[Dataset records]
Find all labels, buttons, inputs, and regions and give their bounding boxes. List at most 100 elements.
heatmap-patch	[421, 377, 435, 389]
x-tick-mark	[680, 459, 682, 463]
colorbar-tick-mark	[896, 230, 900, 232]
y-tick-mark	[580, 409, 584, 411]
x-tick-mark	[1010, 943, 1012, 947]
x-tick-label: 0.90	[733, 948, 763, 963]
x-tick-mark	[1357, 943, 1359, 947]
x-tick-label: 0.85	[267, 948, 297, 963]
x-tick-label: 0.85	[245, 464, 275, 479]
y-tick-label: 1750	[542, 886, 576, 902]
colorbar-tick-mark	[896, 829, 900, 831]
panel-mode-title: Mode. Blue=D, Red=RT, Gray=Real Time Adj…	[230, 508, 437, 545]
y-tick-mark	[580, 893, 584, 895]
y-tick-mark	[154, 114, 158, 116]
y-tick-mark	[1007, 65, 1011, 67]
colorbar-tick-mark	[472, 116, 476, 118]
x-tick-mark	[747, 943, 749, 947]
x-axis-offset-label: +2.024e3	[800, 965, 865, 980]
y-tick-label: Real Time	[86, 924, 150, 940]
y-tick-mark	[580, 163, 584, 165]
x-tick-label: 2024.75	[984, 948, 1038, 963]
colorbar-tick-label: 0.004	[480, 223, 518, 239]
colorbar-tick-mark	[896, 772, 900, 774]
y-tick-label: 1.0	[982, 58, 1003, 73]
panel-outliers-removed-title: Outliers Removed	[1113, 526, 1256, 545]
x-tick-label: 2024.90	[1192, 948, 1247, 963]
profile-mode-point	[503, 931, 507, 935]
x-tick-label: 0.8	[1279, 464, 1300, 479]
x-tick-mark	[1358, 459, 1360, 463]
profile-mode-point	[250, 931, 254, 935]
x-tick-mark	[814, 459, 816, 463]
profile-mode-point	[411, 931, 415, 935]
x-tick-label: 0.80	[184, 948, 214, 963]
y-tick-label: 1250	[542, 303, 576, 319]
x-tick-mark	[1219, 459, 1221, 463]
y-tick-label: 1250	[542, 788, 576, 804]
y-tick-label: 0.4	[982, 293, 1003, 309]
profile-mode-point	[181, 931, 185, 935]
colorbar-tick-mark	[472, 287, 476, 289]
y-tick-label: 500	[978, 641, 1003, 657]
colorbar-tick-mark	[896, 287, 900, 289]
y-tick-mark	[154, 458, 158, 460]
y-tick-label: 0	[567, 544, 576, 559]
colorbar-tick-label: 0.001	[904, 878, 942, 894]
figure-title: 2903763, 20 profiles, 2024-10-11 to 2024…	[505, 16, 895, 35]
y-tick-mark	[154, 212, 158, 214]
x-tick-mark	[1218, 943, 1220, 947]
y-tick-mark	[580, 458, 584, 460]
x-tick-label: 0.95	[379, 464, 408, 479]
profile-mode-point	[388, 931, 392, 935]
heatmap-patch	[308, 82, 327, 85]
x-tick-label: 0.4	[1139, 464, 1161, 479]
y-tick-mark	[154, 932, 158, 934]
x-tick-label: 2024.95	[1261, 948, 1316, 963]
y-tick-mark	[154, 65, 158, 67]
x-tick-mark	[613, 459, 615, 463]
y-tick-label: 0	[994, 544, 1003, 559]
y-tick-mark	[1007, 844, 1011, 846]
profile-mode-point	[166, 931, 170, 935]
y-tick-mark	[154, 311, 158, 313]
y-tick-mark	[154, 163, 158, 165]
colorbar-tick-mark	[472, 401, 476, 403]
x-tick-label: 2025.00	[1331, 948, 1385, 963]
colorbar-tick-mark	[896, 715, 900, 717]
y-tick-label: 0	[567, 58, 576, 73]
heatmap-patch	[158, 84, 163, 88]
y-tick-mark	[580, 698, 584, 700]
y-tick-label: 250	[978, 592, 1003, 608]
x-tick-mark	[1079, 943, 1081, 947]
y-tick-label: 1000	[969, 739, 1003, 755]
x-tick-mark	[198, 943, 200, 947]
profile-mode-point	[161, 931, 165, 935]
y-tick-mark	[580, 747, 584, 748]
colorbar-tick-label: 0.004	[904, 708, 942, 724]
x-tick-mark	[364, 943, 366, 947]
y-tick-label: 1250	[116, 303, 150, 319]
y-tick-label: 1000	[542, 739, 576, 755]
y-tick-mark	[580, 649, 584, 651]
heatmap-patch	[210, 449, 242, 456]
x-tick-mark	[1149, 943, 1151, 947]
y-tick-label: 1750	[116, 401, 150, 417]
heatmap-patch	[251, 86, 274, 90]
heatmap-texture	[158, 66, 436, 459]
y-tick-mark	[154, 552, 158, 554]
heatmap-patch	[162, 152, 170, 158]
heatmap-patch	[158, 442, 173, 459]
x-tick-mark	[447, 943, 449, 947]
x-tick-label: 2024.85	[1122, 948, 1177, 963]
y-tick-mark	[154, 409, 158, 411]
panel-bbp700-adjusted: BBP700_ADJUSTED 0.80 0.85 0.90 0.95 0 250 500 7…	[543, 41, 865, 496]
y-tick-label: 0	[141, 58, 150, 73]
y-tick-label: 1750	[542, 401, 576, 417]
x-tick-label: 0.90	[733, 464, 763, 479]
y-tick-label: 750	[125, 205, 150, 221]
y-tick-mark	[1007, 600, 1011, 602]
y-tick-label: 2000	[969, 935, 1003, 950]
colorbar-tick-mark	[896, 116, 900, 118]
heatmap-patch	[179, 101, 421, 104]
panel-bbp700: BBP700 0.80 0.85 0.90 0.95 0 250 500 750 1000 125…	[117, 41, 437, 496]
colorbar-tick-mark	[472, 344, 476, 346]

- _Exercise brief_
Write out every one of the dataset records above again, word for word and in the same order.

- _Output below_
Find all labels, buttons, inputs, and regions and give their bounding boxes. List at most 100 elements.
heatmap-patch	[421, 377, 435, 389]
x-tick-mark	[680, 459, 682, 463]
colorbar-tick-mark	[896, 230, 900, 232]
y-tick-mark	[580, 409, 584, 411]
x-tick-mark	[1010, 943, 1012, 947]
x-tick-label: 0.90	[733, 948, 763, 963]
x-tick-mark	[1357, 943, 1359, 947]
x-tick-label: 0.85	[267, 948, 297, 963]
x-tick-label: 0.85	[245, 464, 275, 479]
y-tick-label: 1750	[542, 886, 576, 902]
colorbar-tick-mark	[896, 829, 900, 831]
panel-mode-title: Mode. Blue=D, Red=RT, Gray=Real Time Adj…	[230, 508, 437, 545]
y-tick-mark	[580, 893, 584, 895]
y-tick-mark	[154, 114, 158, 116]
y-tick-mark	[1007, 65, 1011, 67]
colorbar-tick-mark	[472, 116, 476, 118]
x-tick-mark	[747, 943, 749, 947]
x-axis-offset-label: +2.024e3	[800, 965, 865, 980]
y-tick-label: Real Time	[86, 924, 150, 940]
y-tick-mark	[580, 163, 584, 165]
x-tick-label: 2024.75	[984, 948, 1038, 963]
colorbar-tick-label: 0.004	[480, 223, 518, 239]
colorbar-tick-mark	[896, 772, 900, 774]
y-tick-label: 1.0	[982, 58, 1003, 73]
panel-outliers-removed-title: Outliers Removed	[1113, 526, 1256, 545]
x-tick-label: 2024.90	[1192, 948, 1247, 963]
profile-mode-point	[503, 931, 507, 935]
x-tick-label: 0.8	[1279, 464, 1300, 479]
x-tick-mark	[1358, 459, 1360, 463]
profile-mode-point	[250, 931, 254, 935]
x-tick-mark	[814, 459, 816, 463]
profile-mode-point	[411, 931, 415, 935]
x-tick-label: 0.80	[184, 948, 214, 963]
y-tick-label: 1250	[542, 303, 576, 319]
x-tick-mark	[1219, 459, 1221, 463]
y-tick-label: 1250	[542, 788, 576, 804]
y-tick-label: 0.4	[982, 293, 1003, 309]
profile-mode-point	[181, 931, 185, 935]
colorbar-tick-mark	[472, 287, 476, 289]
y-tick-label: 500	[978, 641, 1003, 657]
colorbar-tick-mark	[896, 287, 900, 289]
y-tick-mark	[154, 458, 158, 460]
y-tick-label: 0	[567, 544, 576, 559]
colorbar-tick-label: 0.001	[904, 878, 942, 894]
figure-title: 2903763, 20 profiles, 2024-10-11 to 2024…	[505, 16, 895, 35]
y-tick-mark	[154, 212, 158, 214]
x-tick-mark	[1218, 943, 1220, 947]
y-tick-mark	[580, 458, 584, 460]
x-tick-label: 0.95	[379, 464, 408, 479]
profile-mode-point	[388, 931, 392, 935]
heatmap-patch	[308, 82, 327, 85]
x-tick-label: 0.4	[1139, 464, 1161, 479]
y-tick-mark	[154, 932, 158, 934]
x-tick-label: 2024.95	[1261, 948, 1316, 963]
y-tick-mark	[154, 65, 158, 67]
x-tick-mark	[613, 459, 615, 463]
y-tick-label: 0	[994, 544, 1003, 559]
y-tick-mark	[1007, 844, 1011, 846]
profile-mode-point	[166, 931, 170, 935]
y-tick-mark	[154, 311, 158, 313]
y-tick-mark	[154, 163, 158, 165]
colorbar-tick-mark	[472, 401, 476, 403]
x-tick-label: 2025.00	[1331, 948, 1385, 963]
colorbar-tick-mark	[896, 715, 900, 717]
y-tick-label: 0	[567, 58, 576, 73]
heatmap-patch	[158, 84, 163, 88]
y-tick-mark	[580, 698, 584, 700]
y-tick-label: 250	[978, 592, 1003, 608]
x-tick-mark	[1079, 943, 1081, 947]
y-tick-label: 1000	[969, 739, 1003, 755]
x-tick-mark	[198, 943, 200, 947]
profile-mode-point	[161, 931, 165, 935]
y-tick-mark	[580, 747, 584, 748]
colorbar-tick-label: 0.004	[904, 708, 942, 724]
x-tick-mark	[364, 943, 366, 947]
y-tick-label: 1250	[116, 303, 150, 319]
y-tick-label: 1000	[542, 739, 576, 755]
y-tick-mark	[580, 649, 584, 651]
heatmap-patch	[210, 449, 242, 456]
x-tick-mark	[1149, 943, 1151, 947]
y-tick-label: 1750	[116, 401, 150, 417]
heatmap-patch	[251, 86, 274, 90]
heatmap-texture	[158, 66, 436, 459]
y-tick-mark	[154, 552, 158, 554]
heatmap-patch	[162, 152, 170, 158]
heatmap-patch	[158, 442, 173, 459]
x-tick-mark	[447, 943, 449, 947]
x-tick-label: 2024.85	[1122, 948, 1177, 963]
y-tick-mark	[154, 409, 158, 411]
panel-bbp700-adjusted: BBP700_ADJUSTED 0.80 0.85 0.90 0.95 0 250 500 7…	[543, 41, 865, 496]
y-tick-label: 0	[141, 58, 150, 73]
y-tick-label: 1750	[542, 401, 576, 417]
x-tick-label: 0.90	[733, 464, 763, 479]
y-tick-label: 750	[125, 205, 150, 221]
y-tick-mark	[1007, 600, 1011, 602]
y-tick-label: 2000	[969, 935, 1003, 950]
colorbar-tick-mark	[896, 116, 900, 118]
heatmap-patch	[179, 101, 421, 104]
panel-bbp700: BBP700 0.80 0.85 0.90 0.95 0 250 500 750 1000 125…	[117, 41, 437, 496]
colorbar-tick-mark	[472, 344, 476, 346]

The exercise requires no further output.